Items from a dataset:
────
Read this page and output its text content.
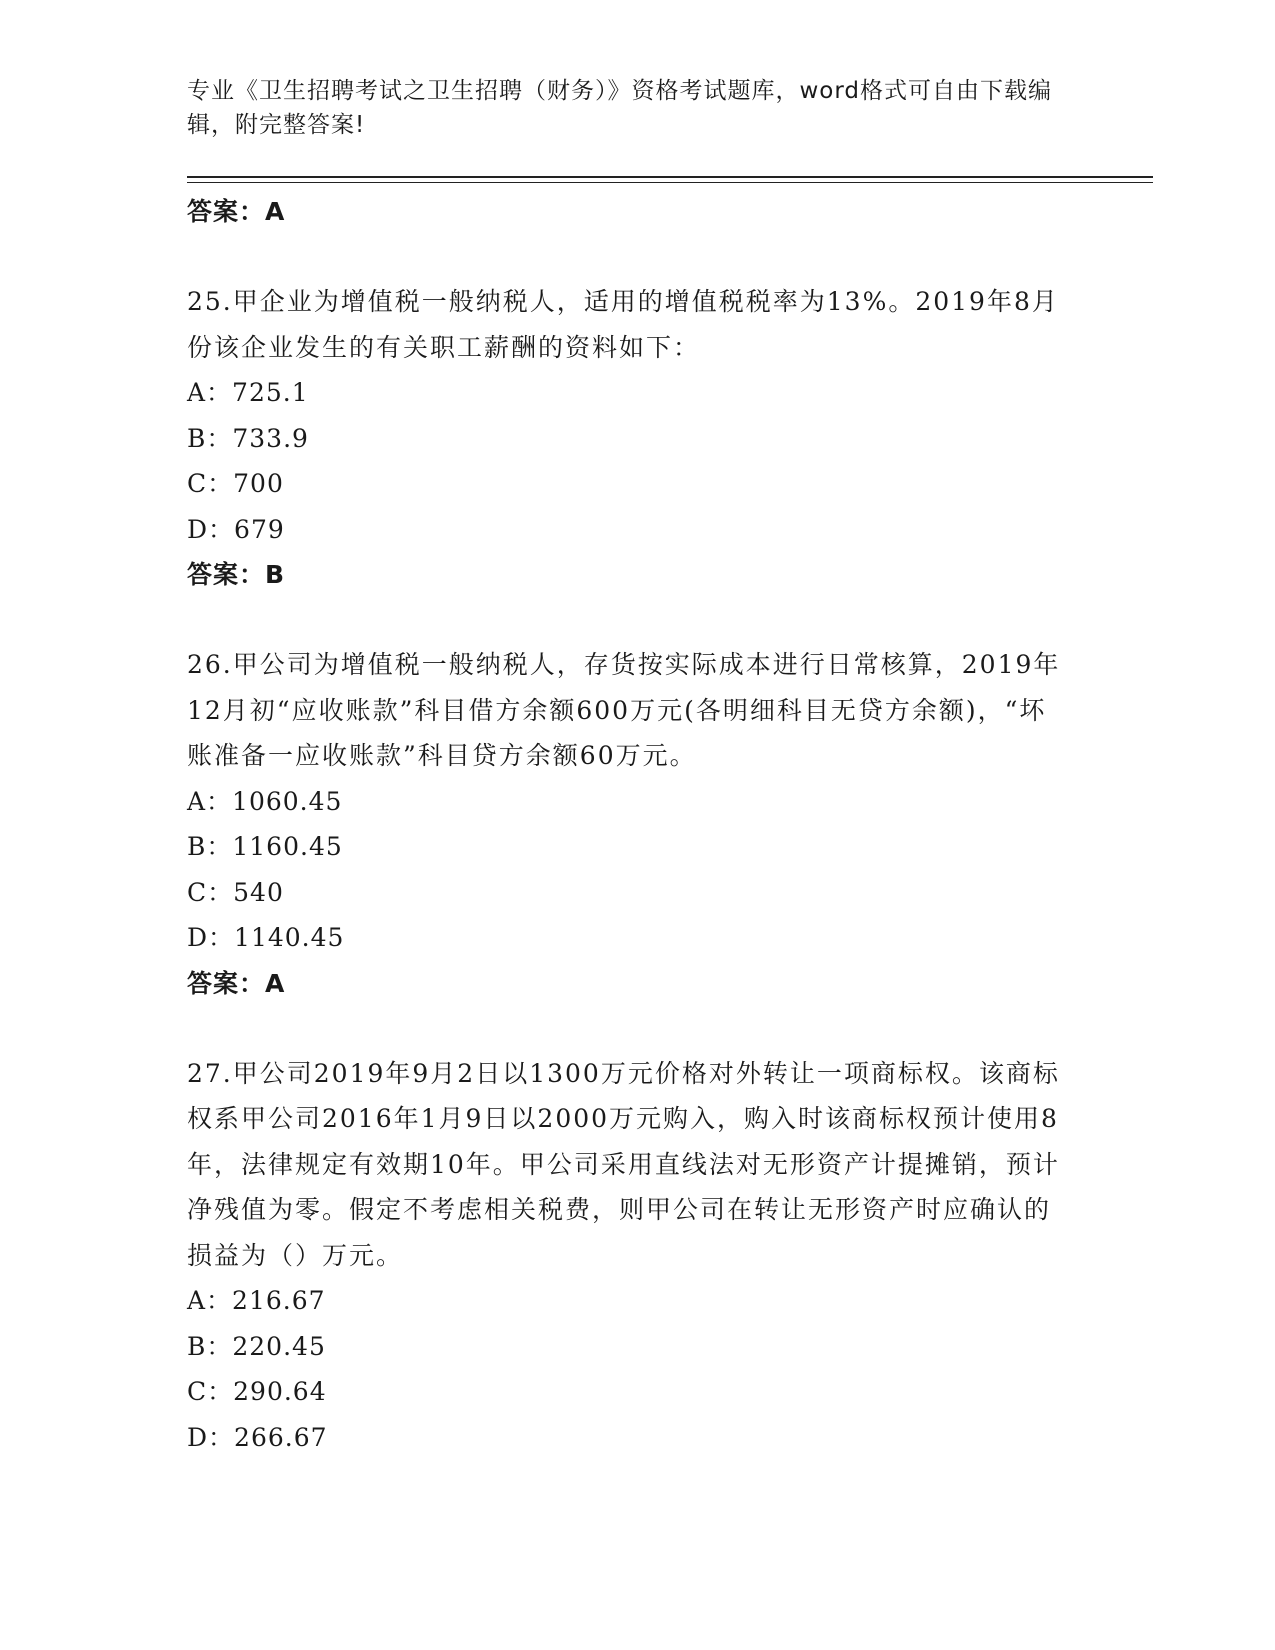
专业《卫生招聘考试之卫生招聘（财务）》资格考试题库，word格式可自由下载编辑，附完整答案!
答案：A
25.甲企业为增值税一般纳税人，适用的增值税税率为13%。2019年8月份该企业发生的有关职工薪酬的资料如下：
A：725.1
B：733.9
C：700
D：679
答案：B
26.甲公司为增值税一般纳税人，存货按实际成本进行日常核算，2019年12月初“应收账款”科目借方余额600万元(各明细科目无贷方余额)，“坏账准备一应收账款”科目贷方余额60万元。
A：1060.45
B：1160.45
C：540
D：1140.45
答案：A
27.甲公司2019年9月2日以1300万元价格对外转让一项商标权。该商标权系甲公司2016年1月9日以2000万元购入，购入时该商标权预计使用8年，法律规定有效期10年。甲公司采用直线法对无形资产计提摊销，预计净残值为零。假定不考虑相关税费，则甲公司在转让无形资产时应确认的损益为（）万元。
A：216.67
B：220.45
C：290.64
D：266.67
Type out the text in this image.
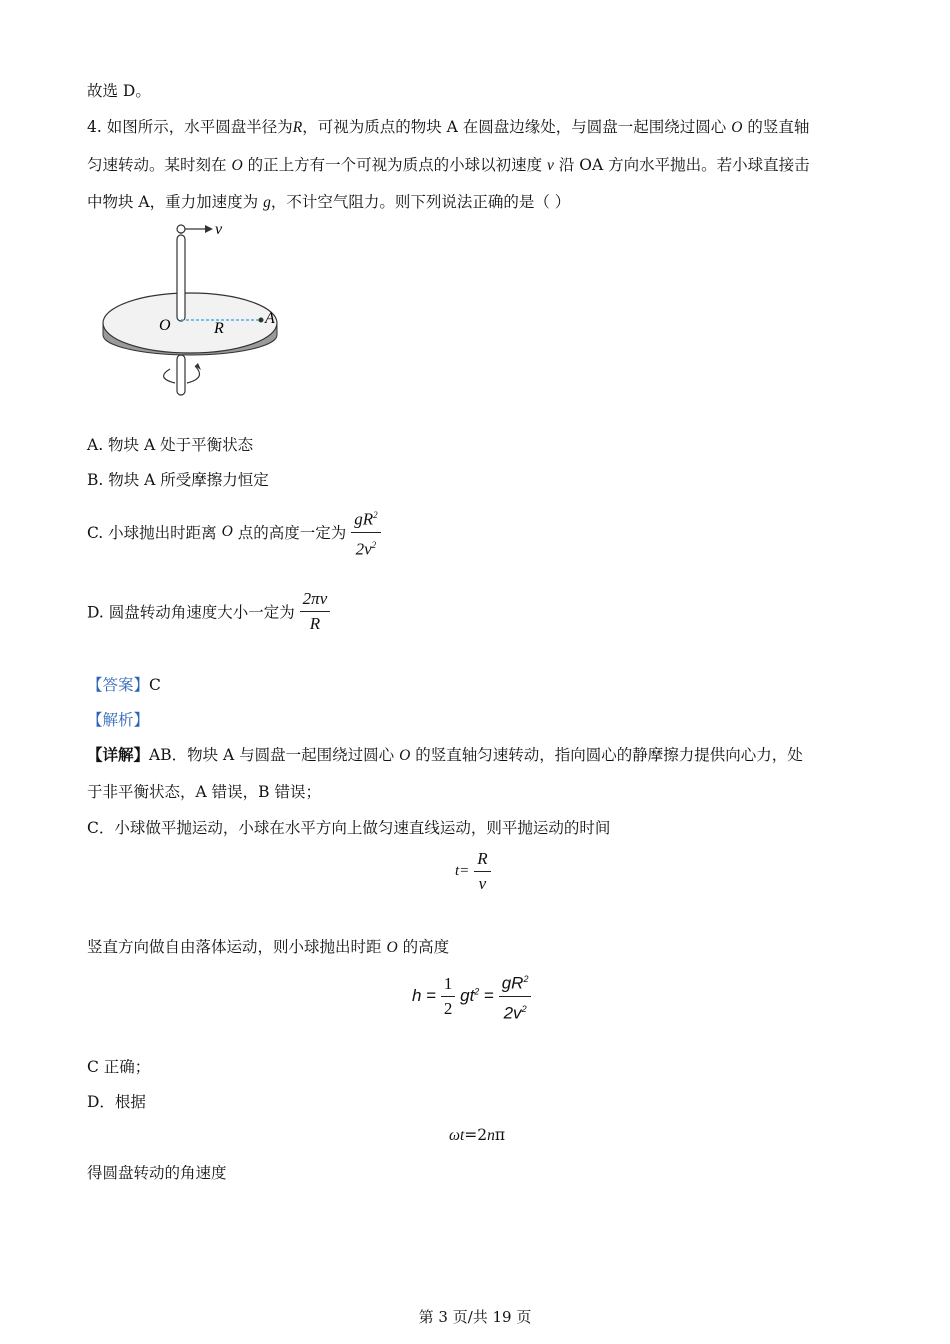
故选 D。
4. 如图所示，水平圆盘半径为R，可视为质点的物块 A 在圆盘边缘处，与圆盘一起围绕过圆心 O 的竖直轴
匀速转动。某时刻在 O 的正上方有一个可视为质点的小球以初速度 v 沿 OA 方向水平抛出。若小球直接击
中物块 A，重力加速度为 g，不计空气阻力。则下列说法正确的是（ ）
v
O	R
A
A. 物块 A 处于平衡状态
B. 物块 A 所受摩擦力恒定
C. 小球抛出时距离 O 点的高度一定为 $\frac{gR^2}{2v^2}$
D. 圆盘转动角速度大小一定为 $\frac{2\pi v}{R}$
【答案】C
【解析】
【详解】AB．物块 A 与圆盘一起围绕过圆心 O 的竖直轴匀速转动，指向圆心的静摩擦力提供向心力，处
于非平衡状态，A 错误，B 错误；
C．小球做平抛运动，小球在水平方向上做匀速直线运动，则平抛运动的时间
$t= \frac{R}{v}$
竖直方向做自由落体运动，则小球抛出时距 O 的高度
$h = \frac{1}{2} gt^2 = \frac{gR^2}{2v^2}$
C 正确；
D．根据
ωt=2nπ
得圆盘转动的角速度
第 3 页/共 19 页
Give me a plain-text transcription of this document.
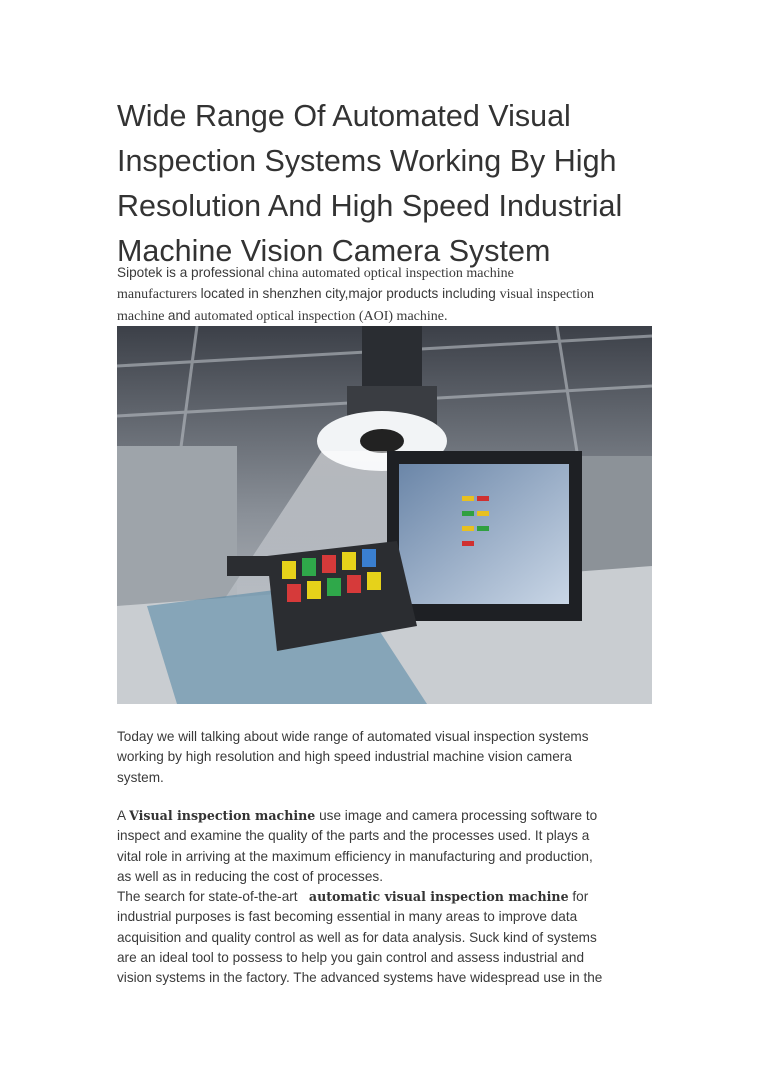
Wide Range Of Automated Visual
Inspection Systems Working By High
Resolution And High Speed Industrial
Machine Vision Camera System
Sipotek is a professional china automated optical inspection machine
manufacturers located in shenzhen city,major products including visual inspection
machine and automated optical inspection (AOI) machine.
Today we will talking about wide range of automated visual inspection systems
working by high resolution and high speed industrial machine vision camera
system.
A Visual inspection machine use image and camera processing software to
inspect and examine the quality of the parts and the processes used. It plays a
vital role in arriving at the maximum efficiency in manufacturing and production,
as well as in reducing the cost of processes.
The search for state-of-the-art   automatic visual inspection machine for
industrial purposes is fast becoming essential in many areas to improve data
acquisition and quality control as well as for data analysis. Suck kind of systems
are an ideal tool to possess to help you gain control and assess industrial and
vision systems in the factory. The advanced systems have widespread use in the
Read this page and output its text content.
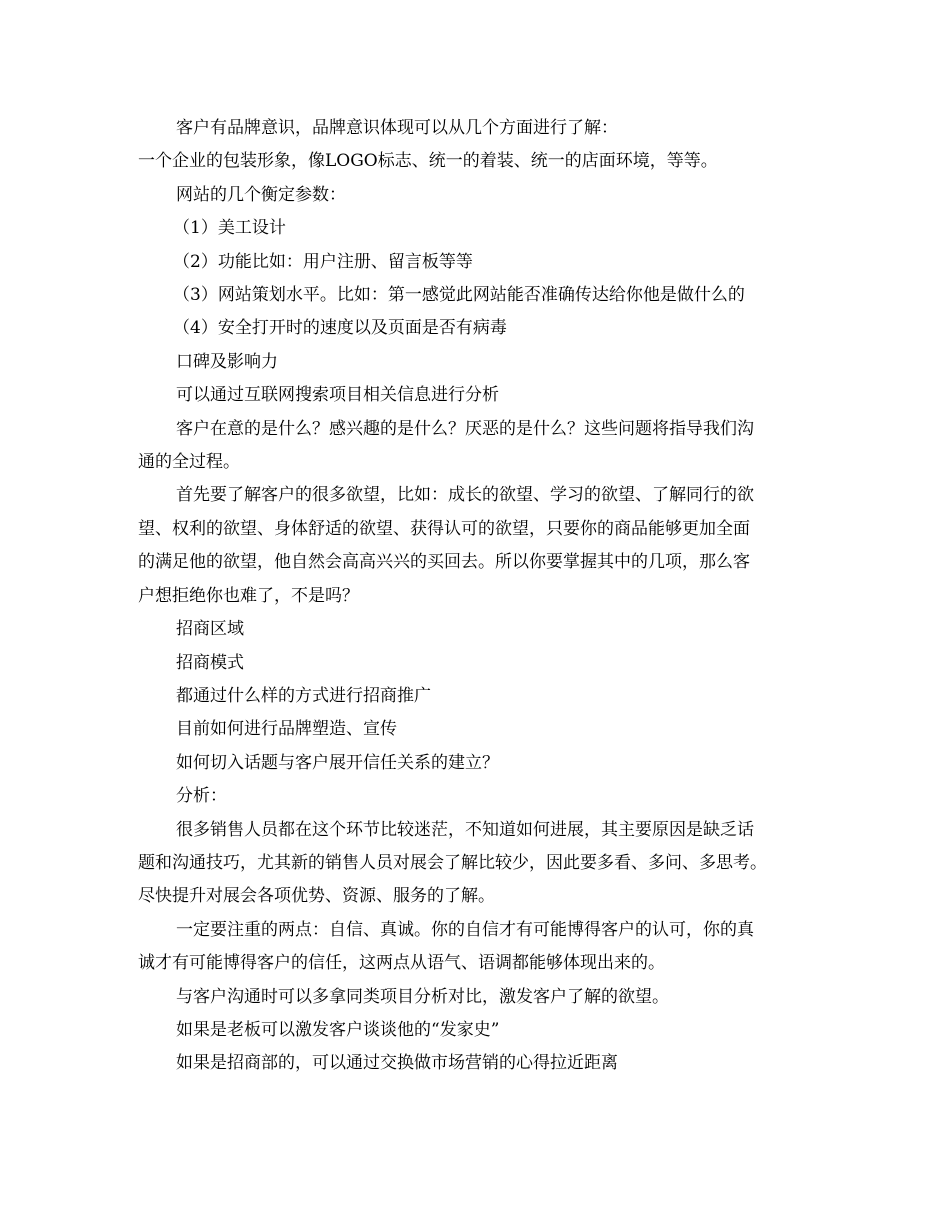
客户有品牌意识，品牌意识体现可以从几个方面进行了解：

一个企业的包装形象，像LOGO标志、统一的着装、统一的店面环境，等等。

网站的几个衡定参数：

（1）美工设计

（2）功能比如：用户注册、留言板等等

（3）网站策划水平。比如：第一感觉此网站能否准确传达给你他是做什么的

（4）安全打开时的速度以及页面是否有病毒

口碑及影响力

可以通过互联网搜索项目相关信息进行分析

客户在意的是什么？感兴趣的是什么？厌恶的是什么？这些问题将指导我们沟

通的全过程。

首先要了解客户的很多欲望，比如：成长的欲望、学习的欲望、了解同行的欲

望、权利的欲望、身体舒适的欲望、获得认可的欲望，只要你的商品能够更加全面

的满足他的欲望，他自然会高高兴兴的买回去。所以你要掌握其中的几项，那么客

户想拒绝你也难了，不是吗？

招商区域

招商模式

都通过什么样的方式进行招商推广

目前如何进行品牌塑造、宣传

如何切入话题与客户展开信任关系的建立？

分析：

很多销售人员都在这个环节比较迷茫，不知道如何进展，其主要原因是缺乏话

题和沟通技巧，尤其新的销售人员对展会了解比较少，因此要多看、多问、多思考。

尽快提升对展会各项优势、资源、服务的了解。

一定要注重的两点：自信、真诚。你的自信才有可能博得客户的认可，你的真

诚才有可能博得客户的信任，这两点从语气、语调都能够体现出来的。

与客户沟通时可以多拿同类项目分析对比，激发客户了解的欲望。

如果是老板可以激发客户谈谈他的“发家史”

如果是招商部的，可以通过交换做市场营销的心得拉近距离
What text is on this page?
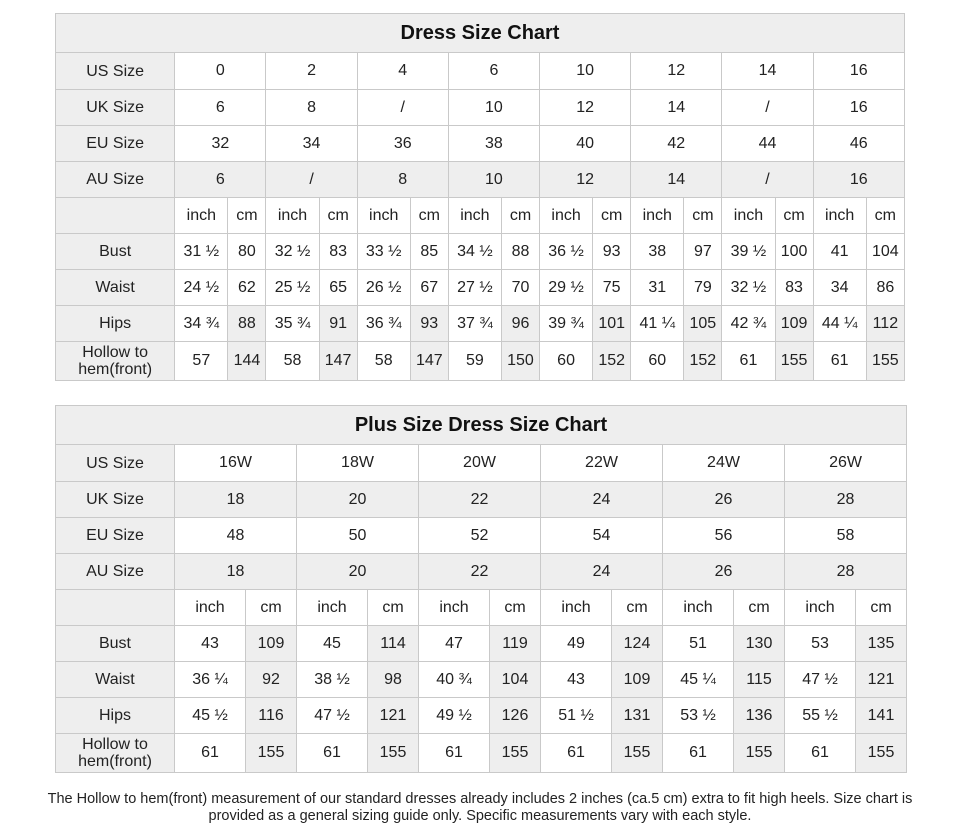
Dress Size Chart																
US Size	0		2		4		6		10		12		14		16	
UK Size	6		8		/		10		12		14		/		16	
EU Size	32		34		36		38		40		42		44		46	
AU Size	6		/		8		10		12		14		/		16	
	inch	cm	inch	cm	inch	cm	inch	cm	inch	cm	inch	cm	inch	cm	inch	cm
Bust	31 ½	80	32 ½	83	33 ½	85	34 ½	88	36 ½	93	38	97	39 ½	100	41	104
Waist	24 ½	62	25 ½	65	26 ½	67	27 ½	70	29 ½	75	31	79	32 ½	83	34	86
Hips	34 ¾	88	35 ¾	91	36 ¾	93	37 ¾	96	39 ¾	101	41 ¼	105	42 ¾	109	44 ¼	112

Hollow to
hem(front)	57	144	58	147	58	147	59	150	60	152	60	152	61	155	61	155
Plus Size Dress Size Chart												
US Size	16W		18W		20W		22W		24W		26W	
UK Size	18		20		22		24		26		28	
EU Size	48		50		52		54		56		58	
AU Size	18		20		22		24		26		28	
	inch	cm	inch	cm	inch	cm	inch	cm	inch	cm	inch	cm
Bust	43	109	45	114	47	119	49	124	51	130	53	135
Waist	36 ¼	92	38 ½	98	40 ¾	104	43	109	45 ¼	115	47 ½	121
Hips	45 ½	116	47 ½	121	49 ½	126	51 ½	131	53 ½	136	55 ½	141

Hollow to
hem(front)	61	155	61	155	61	155	61	155	61	155	61	155
The Hollow to hem(front) measurement of our standard dresses already includes 2 inches (ca.5 cm) extra to fit high heels. Size chart is
provided as a general sizing guide only. Specific measurements vary with each style.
────
EXERCISE AIM: Strip the images and reproduce the remaining records precisely.

RESULT OF THIS TASK:
Read this page and output its text content.
专业《卫生招聘考试之卫生招聘（财务）》资格考试题库，word格式可自由下载编辑，附完整答案!
答案：A
25.甲企业为增值税一般纳税人，适用的增值税税率为13%。2019年8月份该企业发生的有关职工薪酬的资料如下：
A：725.1
B：733.9
C：700
D：679
答案：B
26.甲公司为增值税一般纳税人，存货按实际成本进行日常核算，2019年12月初“应收账款”科目借方余额600万元(各明细科目无贷方余额)，“坏账准备一应收账款”科目贷方余额60万元。
A：1060.45
B：1160.45
C：540
D：1140.45
答案：A
27.甲公司2019年9月2日以1300万元价格对外转让一项商标权。该商标权系甲公司2016年1月9日以2000万元购入，购入时该商标权预计使用8年，法律规定有效期10年。甲公司采用直线法对无形资产计提摊销，预计净残值为零。假定不考虑相关税费，则甲公司在转让无形资产时应确认的损益为（）万元。
A：216.67
B：220.45
C：290.64
D：266.67
Type out the text in this image.
故选 D。
4. 如图所示，水平圆盘半径为R，可视为质点的物块 A 在圆盘边缘处，与圆盘一起围绕过圆心 O 的竖直轴
匀速转动。某时刻在 O 的正上方有一个可视为质点的小球以初速度 v 沿 OA 方向水平抛出。若小球直接击
中物块 A，重力加速度为 g，不计空气阻力。则下列说法正确的是（ ）
v
O	R
A
A. 物块 A 处于平衡状态
B. 物块 A 所受摩擦力恒定
C. 小球抛出时距离 O 点的高度一定为 $\frac{gR^2}{2v^2}$
D. 圆盘转动角速度大小一定为 $\frac{2\pi v}{R}$
【答案】C
【解析】
【详解】AB．物块 A 与圆盘一起围绕过圆心 O 的竖直轴匀速转动，指向圆心的静摩擦力提供向心力，处
于非平衡状态，A 错误，B 错误；
C．小球做平抛运动，小球在水平方向上做匀速直线运动，则平抛运动的时间
$t= \frac{R}{v}$
竖直方向做自由落体运动，则小球抛出时距 O 的高度
$h = \frac{1}{2} gt^2 = \frac{gR^2}{2v^2}$
C 正确；
D．根据
ωt=2nπ
得圆盘转动的角速度
第 3 页/共 19 页
Give me a plain-text transcription of this document.
Wide Range Of Automated Visual
Inspection Systems Working By High
Resolution And High Speed Industrial
Machine Vision Camera System
Sipotek is a professional china automated optical inspection machine
manufacturers located in shenzhen city,major products including visual inspection
machine and automated optical inspection (AOI) machine.
Today we will talking about wide range of automated visual inspection systems
working by high resolution and high speed industrial machine vision camera
system.
A Visual inspection machine use image and camera processing software to
inspect and examine the quality of the parts and the processes used. It plays a
vital role in arriving at the maximum efficiency in manufacturing and production,
as well as in reducing the cost of processes.
The search for state-of-the-art   automatic visual inspection machine for
industrial purposes is fast becoming essential in many areas to improve data
acquisition and quality control as well as for data analysis. Suck kind of systems
are an ideal tool to possess to help you gain control and assess industrial and
vision systems in the factory. The advanced systems have widespread use in the
Read this page and output its text content.
客户有品牌意识，品牌意识体现可以从几个方面进行了解：

一个企业的包装形象，像LOGO标志、统一的着装、统一的店面环境，等等。

网站的几个衡定参数：

（1）美工设计

（2）功能比如：用户注册、留言板等等

（3）网站策划水平。比如：第一感觉此网站能否准确传达给你他是做什么的

（4）安全打开时的速度以及页面是否有病毒

口碑及影响力

可以通过互联网搜索项目相关信息进行分析

客户在意的是什么？感兴趣的是什么？厌恶的是什么？这些问题将指导我们沟

通的全过程。

首先要了解客户的很多欲望，比如：成长的欲望、学习的欲望、了解同行的欲

望、权利的欲望、身体舒适的欲望、获得认可的欲望，只要你的商品能够更加全面

的满足他的欲望，他自然会高高兴兴的买回去。所以你要掌握其中的几项，那么客

户想拒绝你也难了，不是吗？

招商区域

招商模式

都通过什么样的方式进行招商推广

目前如何进行品牌塑造、宣传

如何切入话题与客户展开信任关系的建立？

分析：

很多销售人员都在这个环节比较迷茫，不知道如何进展，其主要原因是缺乏话

题和沟通技巧，尤其新的销售人员对展会了解比较少，因此要多看、多问、多思考。

尽快提升对展会各项优势、资源、服务的了解。

一定要注重的两点：自信、真诚。你的自信才有可能博得客户的认可，你的真

诚才有可能博得客户的信任，这两点从语气、语调都能够体现出来的。

与客户沟通时可以多拿同类项目分析对比，激发客户了解的欲望。

如果是老板可以激发客户谈谈他的“发家史”

如果是招商部的，可以通过交换做市场营销的心得拉近距离
What text is on this page?
Dress Size Chart																
US Size	0		2		4		6		10		12		14		16	
UK Size	6		8		/		10		12		14		/		16	
EU Size	32		34		36		38		40		42		44		46	
AU Size	6		/		8		10		12		14		/		16	
	inch	cm	inch	cm	inch	cm	inch	cm	inch	cm	inch	cm	inch	cm	inch	cm
Bust	31 ½	80	32 ½	83	33 ½	85	34 ½	88	36 ½	93	38	97	39 ½	100	41	104
Waist	24 ½	62	25 ½	65	26 ½	67	27 ½	70	29 ½	75	31	79	32 ½	83	34	86
Hips	34 ¾	88	35 ¾	91	36 ¾	93	37 ¾	96	39 ¾	101	41 ¼	105	42 ¾	109	44 ¼	112

Hollow to
hem(front)	57	144	58	147	58	147	59	150	60	152	60	152	61	155	61	155
Plus Size Dress Size Chart												
US Size	16W		18W		20W		22W		24W		26W	
UK Size	18		20		22		24		26		28	
EU Size	48		50		52		54		56		58	
AU Size	18		20		22		24		26		28	
	inch	cm	inch	cm	inch	cm	inch	cm	inch	cm	inch	cm
Bust	43	109	45	114	47	119	49	124	51	130	53	135
Waist	36 ¼	92	38 ½	98	40 ¾	104	43	109	45 ¼	115	47 ½	121
Hips	45 ½	116	47 ½	121	49 ½	126	51 ½	131	53 ½	136	55 ½	141

Hollow to
hem(front)	61	155	61	155	61	155	61	155	61	155	61	155
The Hollow to hem(front) measurement of our standard dresses already includes 2 inches (ca.5 cm) extra to fit high heels. Size chart is
provided as a general sizing guide only. Specific measurements vary with each style.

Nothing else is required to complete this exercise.